== DATASET ENTRIES
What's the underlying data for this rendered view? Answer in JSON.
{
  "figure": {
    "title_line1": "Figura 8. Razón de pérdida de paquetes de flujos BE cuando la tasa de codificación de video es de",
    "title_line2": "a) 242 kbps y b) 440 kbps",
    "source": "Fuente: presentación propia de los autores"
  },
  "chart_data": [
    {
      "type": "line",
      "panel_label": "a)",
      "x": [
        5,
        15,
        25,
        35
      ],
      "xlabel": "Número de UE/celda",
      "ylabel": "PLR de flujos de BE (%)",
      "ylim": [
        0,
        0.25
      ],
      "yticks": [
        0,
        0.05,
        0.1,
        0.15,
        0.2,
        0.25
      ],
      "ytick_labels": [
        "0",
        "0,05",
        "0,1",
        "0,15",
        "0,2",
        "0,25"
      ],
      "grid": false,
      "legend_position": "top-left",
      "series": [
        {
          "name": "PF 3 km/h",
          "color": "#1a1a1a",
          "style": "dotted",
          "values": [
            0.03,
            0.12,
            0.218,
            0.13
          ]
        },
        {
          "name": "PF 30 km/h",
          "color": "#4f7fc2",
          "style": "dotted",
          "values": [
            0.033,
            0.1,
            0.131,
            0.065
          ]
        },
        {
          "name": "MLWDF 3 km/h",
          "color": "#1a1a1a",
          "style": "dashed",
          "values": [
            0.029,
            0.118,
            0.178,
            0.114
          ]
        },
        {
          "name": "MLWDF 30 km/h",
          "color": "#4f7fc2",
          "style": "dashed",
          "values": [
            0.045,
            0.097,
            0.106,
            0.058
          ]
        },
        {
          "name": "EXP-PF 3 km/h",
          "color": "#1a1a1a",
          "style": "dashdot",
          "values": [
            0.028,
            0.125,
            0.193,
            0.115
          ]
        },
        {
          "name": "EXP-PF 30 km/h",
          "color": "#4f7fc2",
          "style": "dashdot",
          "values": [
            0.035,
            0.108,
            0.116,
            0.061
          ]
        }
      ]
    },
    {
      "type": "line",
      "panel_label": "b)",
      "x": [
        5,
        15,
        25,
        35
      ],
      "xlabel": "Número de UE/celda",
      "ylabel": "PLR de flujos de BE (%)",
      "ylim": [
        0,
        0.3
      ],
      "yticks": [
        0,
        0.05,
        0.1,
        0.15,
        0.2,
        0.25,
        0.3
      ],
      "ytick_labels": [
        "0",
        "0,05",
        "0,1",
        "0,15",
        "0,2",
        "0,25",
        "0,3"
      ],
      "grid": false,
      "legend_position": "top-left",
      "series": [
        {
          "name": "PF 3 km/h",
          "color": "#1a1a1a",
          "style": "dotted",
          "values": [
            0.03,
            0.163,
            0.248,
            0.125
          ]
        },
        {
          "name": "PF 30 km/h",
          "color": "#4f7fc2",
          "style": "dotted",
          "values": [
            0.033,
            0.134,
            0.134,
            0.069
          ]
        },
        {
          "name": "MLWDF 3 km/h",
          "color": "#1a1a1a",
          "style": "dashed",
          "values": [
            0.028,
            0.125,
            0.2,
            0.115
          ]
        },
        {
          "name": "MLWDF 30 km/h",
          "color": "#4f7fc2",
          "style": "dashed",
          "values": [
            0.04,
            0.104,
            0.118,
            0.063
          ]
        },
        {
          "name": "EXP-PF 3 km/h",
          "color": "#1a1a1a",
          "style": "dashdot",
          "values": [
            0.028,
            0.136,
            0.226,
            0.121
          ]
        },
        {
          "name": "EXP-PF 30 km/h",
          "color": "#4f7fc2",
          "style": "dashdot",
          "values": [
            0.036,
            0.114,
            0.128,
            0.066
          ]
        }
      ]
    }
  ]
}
====
Please reproduce each line exactly as written.

SOLUTION FOR THIS EXERCISE:
What's the underlying data for this rendered view? Answer in JSON.
{
  "figure": {
    "title_line1": "Figura 8. Razón de pérdida de paquetes de flujos BE cuando la tasa de codificación de video es de",
    "title_line2": "a) 242 kbps y b) 440 kbps",
    "source": "Fuente: presentación propia de los autores"
  },
  "chart_data": [
    {
      "type": "line",
      "panel_label": "a)",
      "x": [
        5,
        15,
        25,
        35
      ],
      "xlabel": "Número de UE/celda",
      "ylabel": "PLR de flujos de BE (%)",
      "ylim": [
        0,
        0.25
      ],
      "yticks": [
        0,
        0.05,
        0.1,
        0.15,
        0.2,
        0.25
      ],
      "ytick_labels": [
        "0",
        "0,05",
        "0,1",
        "0,15",
        "0,2",
        "0,25"
      ],
      "grid": false,
      "legend_position": "top-left",
      "series": [
        {
          "name": "PF 3 km/h",
          "color": "#1a1a1a",
          "style": "dotted",
          "values": [
            0.03,
            0.12,
            0.218,
            0.13
          ]
        },
        {
          "name": "PF 30 km/h",
          "color": "#4f7fc2",
          "style": "dotted",
          "values": [
            0.033,
            0.1,
            0.131,
            0.065
          ]
        },
        {
          "name": "MLWDF 3 km/h",
          "color": "#1a1a1a",
          "style": "dashed",
          "values": [
            0.029,
            0.118,
            0.178,
            0.114
          ]
        },
        {
          "name": "MLWDF 30 km/h",
          "color": "#4f7fc2",
          "style": "dashed",
          "values": [
            0.045,
            0.097,
            0.106,
            0.058
          ]
        },
        {
          "name": "EXP-PF 3 km/h",
          "color": "#1a1a1a",
          "style": "dashdot",
          "values": [
            0.028,
            0.125,
            0.193,
            0.115
          ]
        },
        {
          "name": "EXP-PF 30 km/h",
          "color": "#4f7fc2",
          "style": "dashdot",
          "values": [
            0.035,
            0.108,
            0.116,
            0.061
          ]
        }
      ]
    },
    {
      "type": "line",
      "panel_label": "b)",
      "x": [
        5,
        15,
        25,
        35
      ],
      "xlabel": "Número de UE/celda",
      "ylabel": "PLR de flujos de BE (%)",
      "ylim": [
        0,
        0.3
      ],
      "yticks": [
        0,
        0.05,
        0.1,
        0.15,
        0.2,
        0.25,
        0.3
      ],
      "ytick_labels": [
        "0",
        "0,05",
        "0,1",
        "0,15",
        "0,2",
        "0,25",
        "0,3"
      ],
      "grid": false,
      "legend_position": "top-left",
      "series": [
        {
          "name": "PF 3 km/h",
          "color": "#1a1a1a",
          "style": "dotted",
          "values": [
            0.03,
            0.163,
            0.248,
            0.125
          ]
        },
        {
          "name": "PF 30 km/h",
          "color": "#4f7fc2",
          "style": "dotted",
          "values": [
            0.033,
            0.134,
            0.134,
            0.069
          ]
        },
        {
          "name": "MLWDF 3 km/h",
          "color": "#1a1a1a",
          "style": "dashed",
          "values": [
            0.028,
            0.125,
            0.2,
            0.115
          ]
        },
        {
          "name": "MLWDF 30 km/h",
          "color": "#4f7fc2",
          "style": "dashed",
          "values": [
            0.04,
            0.104,
            0.118,
            0.063
          ]
        },
        {
          "name": "EXP-PF 3 km/h",
          "color": "#1a1a1a",
          "style": "dashdot",
          "values": [
            0.028,
            0.136,
            0.226,
            0.121
          ]
        },
        {
          "name": "EXP-PF 30 km/h",
          "color": "#4f7fc2",
          "style": "dashdot",
          "values": [
            0.036,
            0.114,
            0.128,
            0.066
          ]
        }
      ]
    }
  ]
}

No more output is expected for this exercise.